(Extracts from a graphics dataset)

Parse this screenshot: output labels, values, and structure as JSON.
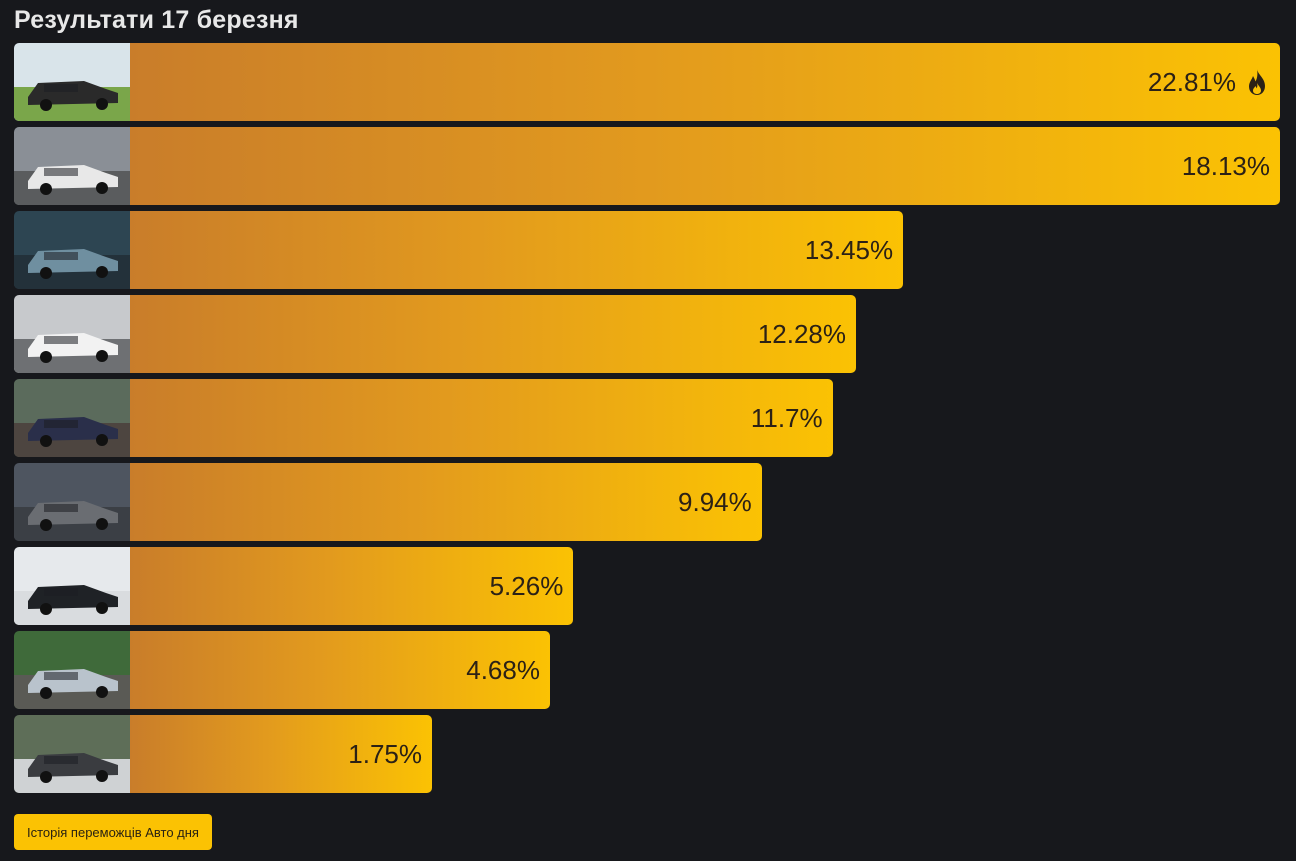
{
  "title": "Результати 17 березня",
  "results": [
    {
      "percent": 22.81,
      "label": "22.81%",
      "winner": true,
      "scene": {
        "sky": "#d9e4ea",
        "ground": "#7aa64a",
        "car": "#2a2a2a"
      }
    },
    {
      "percent": 18.13,
      "label": "18.13%",
      "winner": false,
      "scene": {
        "sky": "#8a8f96",
        "ground": "#5a5c5e",
        "car": "#e8e8e8"
      }
    },
    {
      "percent": 13.45,
      "label": "13.45%",
      "winner": false,
      "scene": {
        "sky": "#2d4552",
        "ground": "#23313a",
        "car": "#6f8fa0"
      }
    },
    {
      "percent": 12.28,
      "label": "12.28%",
      "winner": false,
      "scene": {
        "sky": "#c7c9cc",
        "ground": "#6e7073",
        "car": "#f2f2f2"
      }
    },
    {
      "percent": 11.7,
      "label": "11.7%",
      "winner": false,
      "scene": {
        "sky": "#5b6b5c",
        "ground": "#4d4540",
        "car": "#2a2f4a"
      }
    },
    {
      "percent": 9.94,
      "label": "9.94%",
      "winner": false,
      "scene": {
        "sky": "#4e5560",
        "ground": "#3b3f45",
        "car": "#6a6d72"
      }
    },
    {
      "percent": 5.26,
      "label": "5.26%",
      "winner": false,
      "scene": {
        "sky": "#e6e9ec",
        "ground": "#d9dcdf",
        "car": "#1f2226"
      }
    },
    {
      "percent": 4.68,
      "label": "4.68%",
      "winner": false,
      "scene": {
        "sky": "#3f6a3a",
        "ground": "#5a5a55",
        "car": "#b9c3cc"
      }
    },
    {
      "percent": 1.75,
      "label": "1.75%",
      "winner": false,
      "scene": {
        "sky": "#5e6e58",
        "ground": "#cfd2d4",
        "car": "#3a3c40"
      }
    }
  ],
  "history_button": "Історія переможців Авто дня",
  "colors": {
    "bar_start": "#c97d2a",
    "bar_end": "#fbc203",
    "background": "#17181c",
    "button": "#fbc203"
  }
}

Your goal => Search the data for the word "percent" and copy each line where it appears.

Written reply =>
      "percent": 22.81,
      "percent": 18.13,
      "percent": 13.45,
      "percent": 12.28,
      "percent": 11.7,
      "percent": 9.94,
      "percent": 5.26,
      "percent": 4.68,
      "percent": 1.75,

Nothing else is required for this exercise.